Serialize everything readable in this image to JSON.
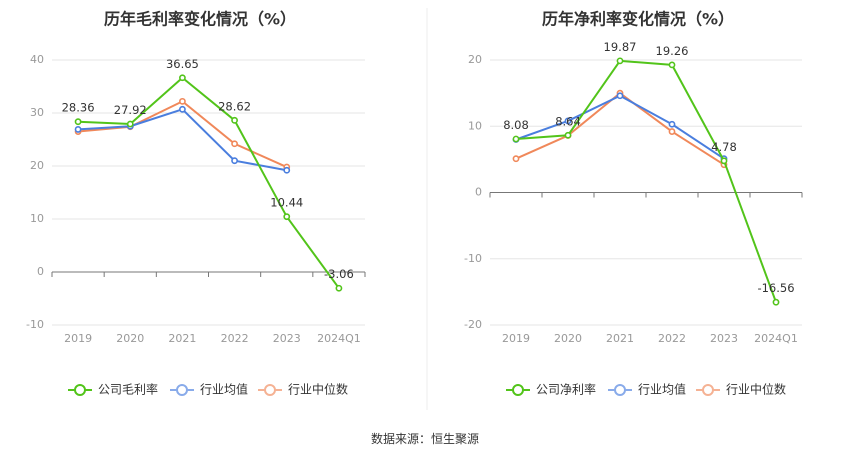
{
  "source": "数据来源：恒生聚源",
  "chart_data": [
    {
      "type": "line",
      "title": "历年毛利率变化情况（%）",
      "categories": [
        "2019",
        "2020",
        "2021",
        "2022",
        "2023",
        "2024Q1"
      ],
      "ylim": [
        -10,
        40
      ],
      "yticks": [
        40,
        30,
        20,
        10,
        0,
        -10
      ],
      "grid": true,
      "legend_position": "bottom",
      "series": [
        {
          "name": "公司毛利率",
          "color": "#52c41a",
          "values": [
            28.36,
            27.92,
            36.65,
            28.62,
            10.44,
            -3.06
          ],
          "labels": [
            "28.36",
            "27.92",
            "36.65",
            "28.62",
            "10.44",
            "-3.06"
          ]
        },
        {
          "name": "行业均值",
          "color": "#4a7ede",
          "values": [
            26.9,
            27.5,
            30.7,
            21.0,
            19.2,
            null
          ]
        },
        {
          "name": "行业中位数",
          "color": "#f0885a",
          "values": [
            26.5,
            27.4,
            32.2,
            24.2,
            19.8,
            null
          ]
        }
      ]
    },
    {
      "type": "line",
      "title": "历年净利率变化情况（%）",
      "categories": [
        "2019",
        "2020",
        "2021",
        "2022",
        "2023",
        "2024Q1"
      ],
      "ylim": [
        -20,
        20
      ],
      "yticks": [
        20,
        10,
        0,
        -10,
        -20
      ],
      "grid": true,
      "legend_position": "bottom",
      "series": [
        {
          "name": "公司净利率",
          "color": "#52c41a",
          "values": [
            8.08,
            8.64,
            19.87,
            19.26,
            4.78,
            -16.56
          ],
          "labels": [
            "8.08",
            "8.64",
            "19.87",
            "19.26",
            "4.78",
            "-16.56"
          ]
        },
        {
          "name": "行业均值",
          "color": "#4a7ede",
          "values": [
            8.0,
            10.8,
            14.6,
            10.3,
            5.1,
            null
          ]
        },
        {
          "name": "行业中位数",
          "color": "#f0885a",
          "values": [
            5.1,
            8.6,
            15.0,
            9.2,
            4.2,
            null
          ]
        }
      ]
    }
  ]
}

++++++

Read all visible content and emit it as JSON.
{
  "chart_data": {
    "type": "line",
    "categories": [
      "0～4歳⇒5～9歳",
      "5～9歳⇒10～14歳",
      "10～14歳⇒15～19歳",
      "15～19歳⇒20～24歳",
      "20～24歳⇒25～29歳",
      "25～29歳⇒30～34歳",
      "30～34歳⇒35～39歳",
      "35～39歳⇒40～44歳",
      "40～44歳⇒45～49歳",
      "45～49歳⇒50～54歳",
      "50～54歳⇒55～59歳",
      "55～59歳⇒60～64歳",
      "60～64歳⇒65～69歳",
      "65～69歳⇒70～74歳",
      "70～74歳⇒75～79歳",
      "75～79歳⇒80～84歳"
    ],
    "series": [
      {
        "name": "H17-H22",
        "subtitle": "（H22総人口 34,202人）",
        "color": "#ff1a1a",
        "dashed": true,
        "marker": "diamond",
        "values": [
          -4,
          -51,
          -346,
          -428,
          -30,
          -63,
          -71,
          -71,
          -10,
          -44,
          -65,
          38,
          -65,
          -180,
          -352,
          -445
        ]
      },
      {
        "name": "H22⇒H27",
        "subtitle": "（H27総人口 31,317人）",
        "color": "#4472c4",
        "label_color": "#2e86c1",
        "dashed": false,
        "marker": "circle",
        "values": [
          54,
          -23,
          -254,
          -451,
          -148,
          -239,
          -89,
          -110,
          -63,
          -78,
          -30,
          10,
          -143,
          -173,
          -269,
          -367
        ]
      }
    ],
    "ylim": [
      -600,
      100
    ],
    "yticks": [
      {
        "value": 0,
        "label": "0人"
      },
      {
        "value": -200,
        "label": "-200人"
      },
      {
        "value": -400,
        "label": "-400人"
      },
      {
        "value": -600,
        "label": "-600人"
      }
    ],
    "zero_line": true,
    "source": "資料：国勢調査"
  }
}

++++++

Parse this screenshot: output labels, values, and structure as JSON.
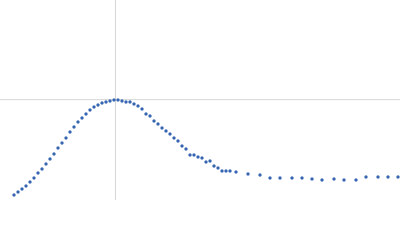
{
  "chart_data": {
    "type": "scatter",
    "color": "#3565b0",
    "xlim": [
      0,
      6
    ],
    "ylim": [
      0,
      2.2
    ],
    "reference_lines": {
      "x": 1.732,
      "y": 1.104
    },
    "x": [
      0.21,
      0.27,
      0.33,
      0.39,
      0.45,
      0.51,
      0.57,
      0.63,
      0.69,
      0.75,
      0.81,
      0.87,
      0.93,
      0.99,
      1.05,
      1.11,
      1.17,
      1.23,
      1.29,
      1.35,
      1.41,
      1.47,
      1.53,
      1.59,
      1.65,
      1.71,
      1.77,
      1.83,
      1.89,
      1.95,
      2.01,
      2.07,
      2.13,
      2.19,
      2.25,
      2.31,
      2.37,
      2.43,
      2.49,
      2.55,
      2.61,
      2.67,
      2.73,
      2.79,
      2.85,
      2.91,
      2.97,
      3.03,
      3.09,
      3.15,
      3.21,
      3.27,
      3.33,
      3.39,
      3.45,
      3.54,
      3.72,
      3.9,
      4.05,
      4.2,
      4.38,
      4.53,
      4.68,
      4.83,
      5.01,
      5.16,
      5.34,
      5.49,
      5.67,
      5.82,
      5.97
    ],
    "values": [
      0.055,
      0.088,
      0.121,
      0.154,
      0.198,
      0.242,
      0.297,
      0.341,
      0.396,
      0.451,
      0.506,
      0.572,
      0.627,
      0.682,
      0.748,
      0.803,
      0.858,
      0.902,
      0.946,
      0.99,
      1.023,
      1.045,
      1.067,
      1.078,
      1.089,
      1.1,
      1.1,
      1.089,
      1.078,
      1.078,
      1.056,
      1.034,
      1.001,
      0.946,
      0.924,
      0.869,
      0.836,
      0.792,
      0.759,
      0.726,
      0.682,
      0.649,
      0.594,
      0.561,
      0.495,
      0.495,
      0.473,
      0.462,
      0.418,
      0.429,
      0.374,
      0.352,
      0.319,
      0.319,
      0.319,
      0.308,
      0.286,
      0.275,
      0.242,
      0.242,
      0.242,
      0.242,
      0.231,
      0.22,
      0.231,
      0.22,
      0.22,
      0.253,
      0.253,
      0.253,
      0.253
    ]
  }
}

++++++

__EXERCISE__. Pick out each line above that includes "type" and show it.

__WRITTEN SOLUTION__.
      "type": "line",
      "type": "line",
    "type": "line",
    "type": "scatter",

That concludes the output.